Saved entries:
## begin
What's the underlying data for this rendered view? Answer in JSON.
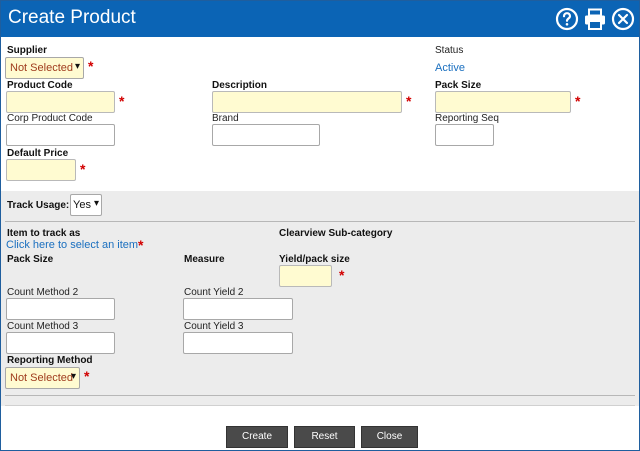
{
  "title": "Create Product",
  "icons": {
    "help": "question-circle-icon",
    "print": "printer-icon",
    "close": "close-circle-icon"
  },
  "colors": {
    "titlebar": "#0b64b5",
    "required_bg": "#fffbd1",
    "required_star": "#d20000",
    "link": "#1a6fbf"
  },
  "form": {
    "supplier_label": "Supplier",
    "supplier_value": "Not Selected",
    "status_label": "Status",
    "status_value": "Active",
    "product_code_label": "Product Code",
    "description_label": "Description",
    "pack_size_label": "Pack Size",
    "corp_product_code_label": "Corp Product Code",
    "brand_label": "Brand",
    "reporting_seq_label": "Reporting Seq",
    "default_price_label": "Default Price",
    "required_marker": "*"
  },
  "tracking": {
    "track_usage_label": "Track Usage:",
    "track_usage_value": "Yes",
    "item_to_track_label": "Item to track as",
    "select_item_link": "Click here to select an item",
    "clearview_label": "Clearview Sub-category",
    "pack_size_label": "Pack Size",
    "measure_label": "Measure",
    "yield_label": "Yield/pack size",
    "count_method_2_label": "Count Method 2",
    "count_yield_2_label": "Count Yield 2",
    "count_method_3_label": "Count Method 3",
    "count_yield_3_label": "Count Yield 3",
    "reporting_method_label": "Reporting Method",
    "reporting_method_value": "Not Selected"
  },
  "buttons": {
    "create": "Create",
    "reset": "Reset",
    "close": "Close"
  }
}
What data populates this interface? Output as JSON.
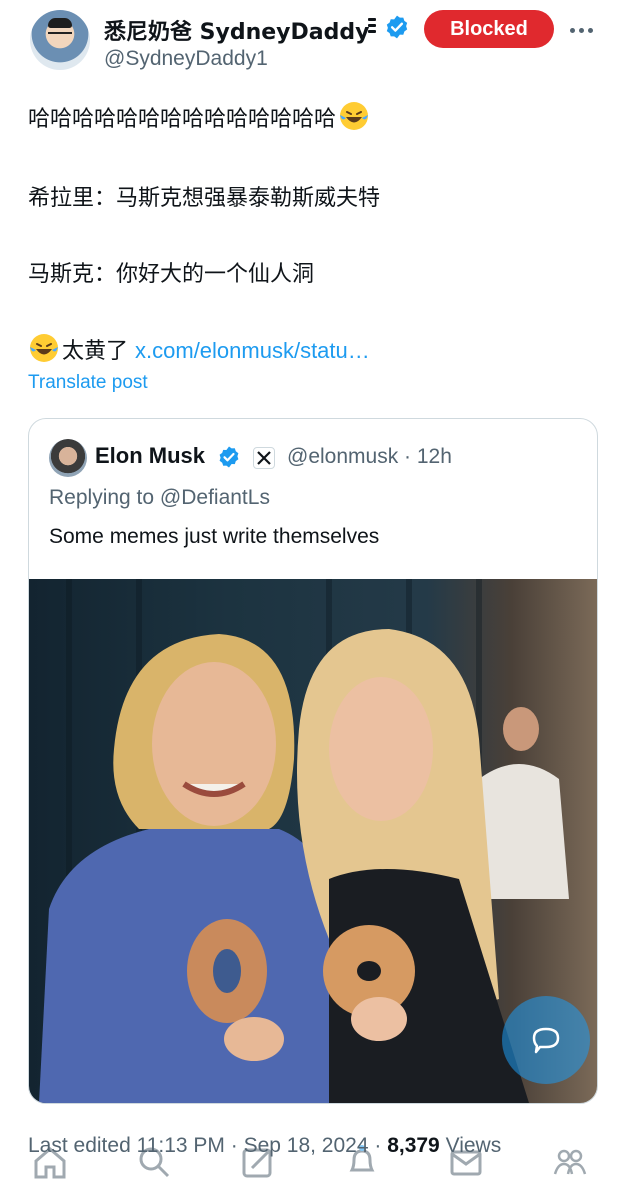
{
  "author": {
    "display_name": "悉尼奶爸 SydneyDaddy",
    "handle": "@SydneyDaddy1",
    "avatar_icon": "user-avatar",
    "verified_icon": "verified-badge-icon",
    "blocked_label": "Blocked",
    "more_icon": "more-options-icon"
  },
  "post": {
    "line1": "哈哈哈哈哈哈哈哈哈哈哈哈哈哈",
    "line2": "希拉里：马斯克想强暴泰勒斯威夫特",
    "line3": "马斯克：你好大的一个仙人洞",
    "line4_text": "太黄了",
    "line4_link": "x.com/elonmusk/statu…",
    "translate_label": "Translate post"
  },
  "quoted": {
    "name": "Elon Musk",
    "handle_time": "@elonmusk · 12h",
    "replying_prefix": "Replying to ",
    "replying_to": "@DefiantLs",
    "text": "Some memes just write themselves"
  },
  "footer": {
    "edited": "Last edited 11:13 PM · Sep 18, 2024 · ",
    "views_count": "8,379",
    "views_label": " Views"
  },
  "nav": [
    "home-icon",
    "search-icon",
    "compose-icon",
    "notifications-icon",
    "messages-icon",
    "communities-icon"
  ],
  "colors": {
    "accent": "#1d9bf0",
    "blocked": "#e0292e",
    "secondary_text": "#536471"
  }
}
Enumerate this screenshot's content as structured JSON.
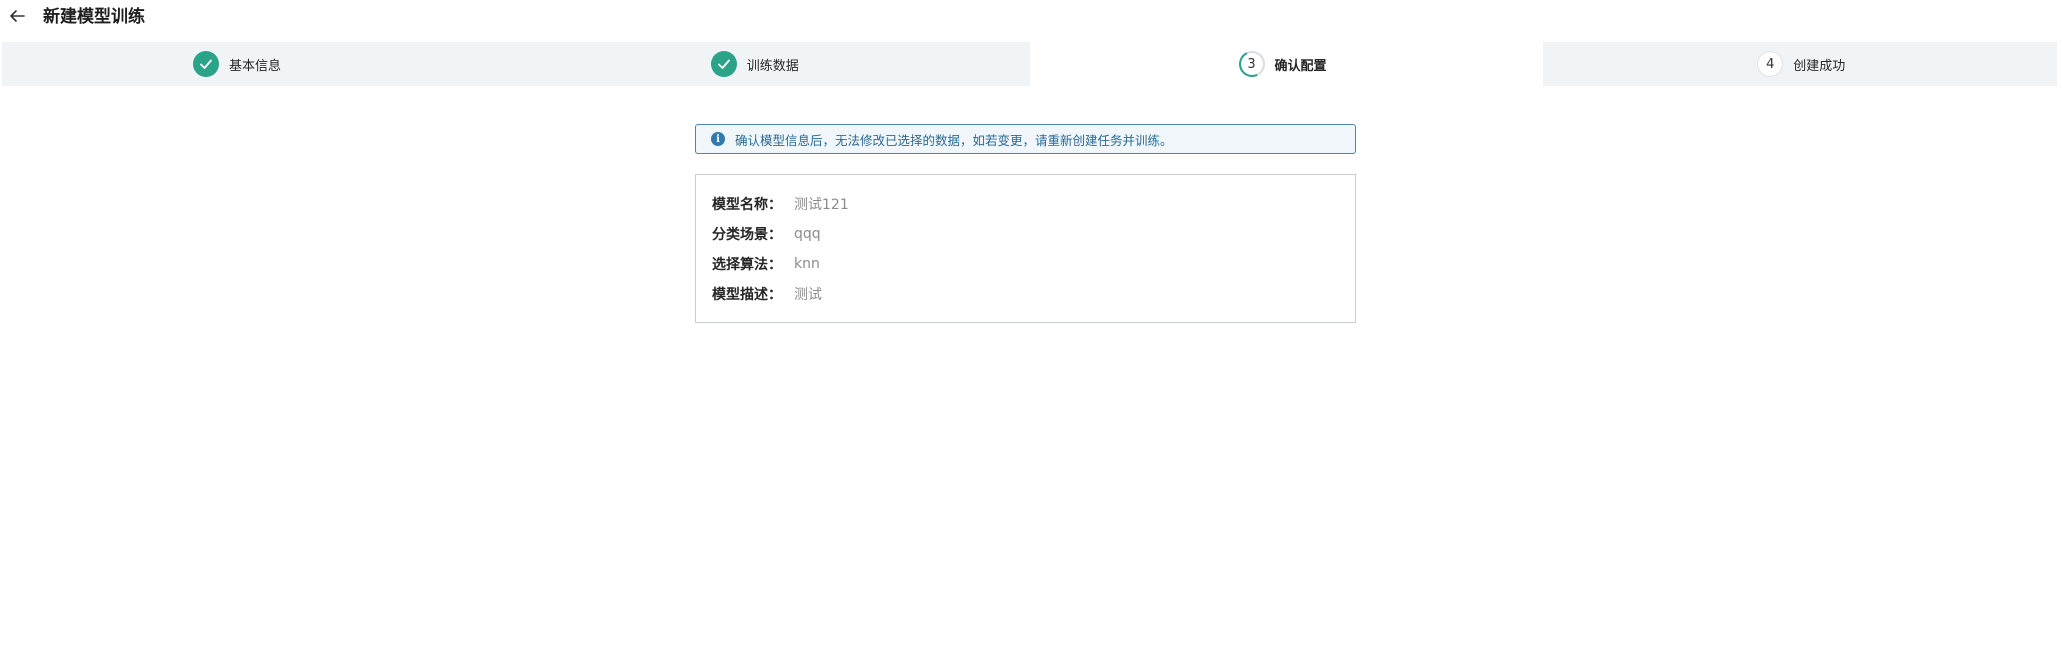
{
  "header": {
    "back_icon": "arrow-left-icon",
    "title": "新建模型训练"
  },
  "steps": [
    {
      "number": "1",
      "label": "基本信息",
      "status": "done"
    },
    {
      "number": "2",
      "label": "训练数据",
      "status": "done"
    },
    {
      "number": "3",
      "label": "确认配置",
      "status": "current"
    },
    {
      "number": "4",
      "label": "创建成功",
      "status": "pending"
    }
  ],
  "colors": {
    "accent": "#2aa389",
    "step_bg": "#f0f4f7",
    "alert_border": "#4a86b0",
    "alert_text": "#2a6a96"
  },
  "alert": {
    "icon": "info-icon",
    "text": "确认模型信息后，无法修改已选择的数据，如若变更，请重新创建任务并训练。"
  },
  "model_info": {
    "rows": [
      {
        "label": "模型名称：",
        "value": "测试121"
      },
      {
        "label": "分类场景：",
        "value": "qqq"
      },
      {
        "label": "选择算法：",
        "value": "knn"
      },
      {
        "label": "模型描述：",
        "value": "测试"
      }
    ]
  }
}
## end
[Exercise instructions]
Quote the data exactly, leaving every image out of the copy.

[Final answer]
What's the underlying data for this rendered view? Answer in JSON.
{
  "title": "Create Product",
  "icons": {
    "help": "question-circle-icon",
    "print": "printer-icon",
    "close": "close-circle-icon"
  },
  "colors": {
    "titlebar": "#0b64b5",
    "required_bg": "#fffbd1",
    "required_star": "#d20000",
    "link": "#1a6fbf"
  },
  "form": {
    "supplier_label": "Supplier",
    "supplier_value": "Not Selected",
    "status_label": "Status",
    "status_value": "Active",
    "product_code_label": "Product Code",
    "description_label": "Description",
    "pack_size_label": "Pack Size",
    "corp_product_code_label": "Corp Product Code",
    "brand_label": "Brand",
    "reporting_seq_label": "Reporting Seq",
    "default_price_label": "Default Price",
    "required_marker": "*"
  },
  "tracking": {
    "track_usage_label": "Track Usage:",
    "track_usage_value": "Yes",
    "item_to_track_label": "Item to track as",
    "select_item_link": "Click here to select an item",
    "clearview_label": "Clearview Sub-category",
    "pack_size_label": "Pack Size",
    "measure_label": "Measure",
    "yield_label": "Yield/pack size",
    "count_method_2_label": "Count Method 2",
    "count_yield_2_label": "Count Yield 2",
    "count_method_3_label": "Count Method 3",
    "count_yield_3_label": "Count Yield 3",
    "reporting_method_label": "Reporting Method",
    "reporting_method_value": "Not Selected"
  },
  "buttons": {
    "create": "Create",
    "reset": "Reset",
    "close": "Close"
  }
}
What data populates this interface? Output as JSON.
{
  "author": {
    "display_name": "悉尼奶爸 SydneyDaddy",
    "handle": "@SydneyDaddy1",
    "avatar_icon": "user-avatar",
    "verified_icon": "verified-badge-icon",
    "blocked_label": "Blocked",
    "more_icon": "more-options-icon"
  },
  "post": {
    "line1": "哈哈哈哈哈哈哈哈哈哈哈哈哈哈",
    "line2": "希拉里：马斯克想强暴泰勒斯威夫特",
    "line3": "马斯克：你好大的一个仙人洞",
    "line4_text": "太黄了",
    "line4_link": "x.com/elonmusk/statu…",
    "translate_label": "Translate post"
  },
  "quoted": {
    "name": "Elon Musk",
    "handle_time": "@elonmusk · 12h",
    "replying_prefix": "Replying to ",
    "replying_to": "@DefiantLs",
    "text": "Some memes just write themselves"
  },
  "footer": {
    "edited": "Last edited 11:13 PM · Sep 18, 2024 · ",
    "views_count": "8,379",
    "views_label": " Views"
  },
  "nav": [
    "home-icon",
    "search-icon",
    "compose-icon",
    "notifications-icon",
    "messages-icon",
    "communities-icon"
  ],
  "colors": {
    "accent": "#1d9bf0",
    "blocked": "#e0292e",
    "secondary_text": "#536471"
  }
}
Enumerate this screenshot's content as structured JSON.
{
  "header": {
    "back_icon": "arrow-left-icon",
    "title": "新建模型训练"
  },
  "steps": [
    {
      "number": "1",
      "label": "基本信息",
      "status": "done"
    },
    {
      "number": "2",
      "label": "训练数据",
      "status": "done"
    },
    {
      "number": "3",
      "label": "确认配置",
      "status": "current"
    },
    {
      "number": "4",
      "label": "创建成功",
      "status": "pending"
    }
  ],
  "colors": {
    "accent": "#2aa389",
    "step_bg": "#f0f4f7",
    "alert_border": "#4a86b0",
    "alert_text": "#2a6a96"
  },
  "alert": {
    "icon": "info-icon",
    "text": "确认模型信息后，无法修改已选择的数据，如若变更，请重新创建任务并训练。"
  },
  "model_info": {
    "rows": [
      {
        "label": "模型名称：",
        "value": "测试121"
      },
      {
        "label": "分类场景：",
        "value": "qqq"
      },
      {
        "label": "选择算法：",
        "value": "knn"
      },
      {
        "label": "模型描述：",
        "value": "测试"
      }
    ]
  }
}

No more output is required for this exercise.